» Directions for this task
Lines containing the string "Computer" are to be collected in full.

» Records shown
○ ○ ○ ○ ○
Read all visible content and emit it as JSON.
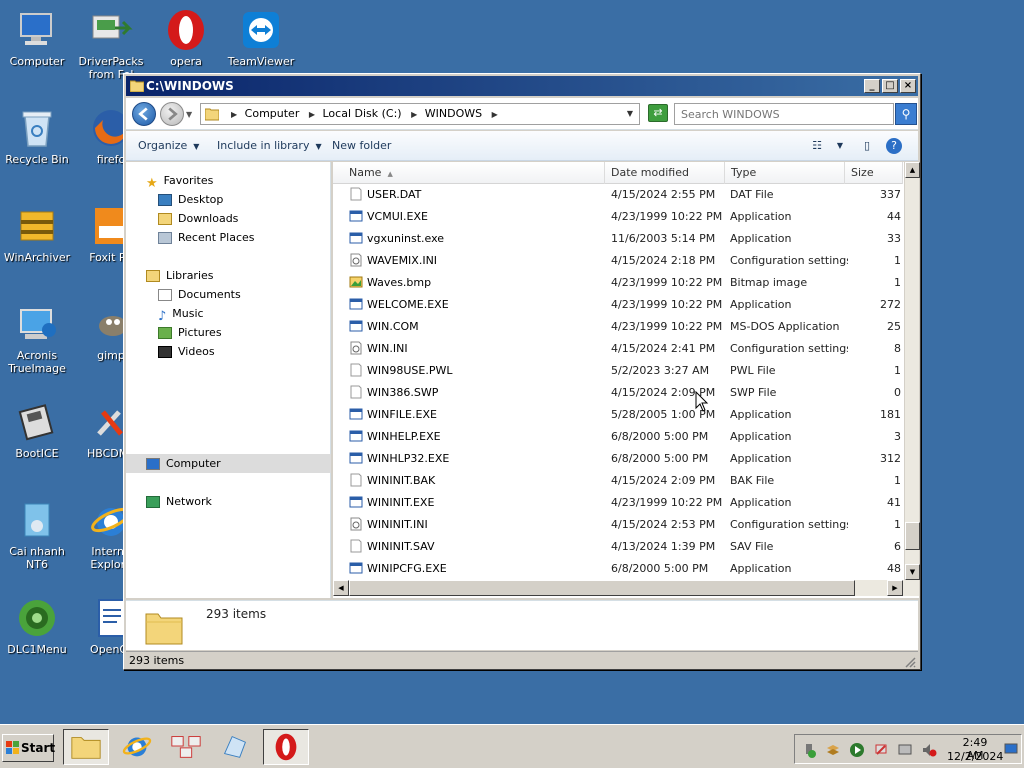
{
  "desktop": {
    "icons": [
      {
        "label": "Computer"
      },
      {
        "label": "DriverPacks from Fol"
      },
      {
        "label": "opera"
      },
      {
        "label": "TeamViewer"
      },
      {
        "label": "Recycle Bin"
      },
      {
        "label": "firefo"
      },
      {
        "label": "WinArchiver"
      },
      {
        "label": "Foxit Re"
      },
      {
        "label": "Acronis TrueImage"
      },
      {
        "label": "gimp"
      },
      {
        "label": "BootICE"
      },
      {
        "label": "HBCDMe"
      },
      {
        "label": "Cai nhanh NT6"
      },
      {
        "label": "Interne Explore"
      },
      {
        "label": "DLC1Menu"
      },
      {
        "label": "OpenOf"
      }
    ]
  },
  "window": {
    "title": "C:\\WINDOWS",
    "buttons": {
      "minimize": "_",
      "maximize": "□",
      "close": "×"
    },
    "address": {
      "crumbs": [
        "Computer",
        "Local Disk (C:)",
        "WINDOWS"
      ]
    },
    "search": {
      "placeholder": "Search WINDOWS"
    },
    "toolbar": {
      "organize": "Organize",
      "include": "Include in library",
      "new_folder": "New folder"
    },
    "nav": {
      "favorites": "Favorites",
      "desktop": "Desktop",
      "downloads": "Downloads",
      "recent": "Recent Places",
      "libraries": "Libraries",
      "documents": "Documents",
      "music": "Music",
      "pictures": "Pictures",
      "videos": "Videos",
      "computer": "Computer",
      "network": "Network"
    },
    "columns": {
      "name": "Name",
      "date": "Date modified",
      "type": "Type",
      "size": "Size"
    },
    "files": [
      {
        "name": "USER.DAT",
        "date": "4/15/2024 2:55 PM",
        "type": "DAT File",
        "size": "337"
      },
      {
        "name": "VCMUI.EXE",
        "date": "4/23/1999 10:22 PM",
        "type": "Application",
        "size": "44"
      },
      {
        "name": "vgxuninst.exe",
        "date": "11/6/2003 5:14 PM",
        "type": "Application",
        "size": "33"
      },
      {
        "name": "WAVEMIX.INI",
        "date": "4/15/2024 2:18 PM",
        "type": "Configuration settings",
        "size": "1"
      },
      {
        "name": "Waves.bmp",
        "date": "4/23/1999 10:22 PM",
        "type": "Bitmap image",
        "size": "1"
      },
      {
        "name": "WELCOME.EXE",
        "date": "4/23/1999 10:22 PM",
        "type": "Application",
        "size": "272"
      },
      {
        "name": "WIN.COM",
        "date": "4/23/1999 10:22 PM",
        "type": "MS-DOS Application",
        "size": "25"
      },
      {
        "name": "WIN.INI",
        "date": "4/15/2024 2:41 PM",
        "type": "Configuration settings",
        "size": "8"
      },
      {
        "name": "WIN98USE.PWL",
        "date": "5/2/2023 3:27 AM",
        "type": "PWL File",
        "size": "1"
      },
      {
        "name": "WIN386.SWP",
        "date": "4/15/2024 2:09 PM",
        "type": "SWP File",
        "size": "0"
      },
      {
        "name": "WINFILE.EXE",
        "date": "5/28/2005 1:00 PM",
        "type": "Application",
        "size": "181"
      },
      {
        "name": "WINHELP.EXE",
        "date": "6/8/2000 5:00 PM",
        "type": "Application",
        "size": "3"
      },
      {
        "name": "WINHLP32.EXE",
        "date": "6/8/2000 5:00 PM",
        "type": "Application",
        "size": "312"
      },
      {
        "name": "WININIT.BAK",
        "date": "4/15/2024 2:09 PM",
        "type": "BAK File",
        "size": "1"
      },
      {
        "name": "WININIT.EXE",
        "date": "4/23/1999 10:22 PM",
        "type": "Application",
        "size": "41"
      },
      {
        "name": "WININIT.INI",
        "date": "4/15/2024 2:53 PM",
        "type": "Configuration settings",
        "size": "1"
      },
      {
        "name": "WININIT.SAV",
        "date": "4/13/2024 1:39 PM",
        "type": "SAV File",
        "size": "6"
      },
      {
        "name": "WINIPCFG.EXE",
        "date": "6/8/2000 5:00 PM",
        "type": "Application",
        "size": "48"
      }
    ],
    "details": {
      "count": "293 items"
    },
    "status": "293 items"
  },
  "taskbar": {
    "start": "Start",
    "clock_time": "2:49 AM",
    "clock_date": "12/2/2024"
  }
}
○ ○ ○ ○ ○
» Response to this exercise
        "label": "Computer"
        "Computer",
      "computer": "Computer",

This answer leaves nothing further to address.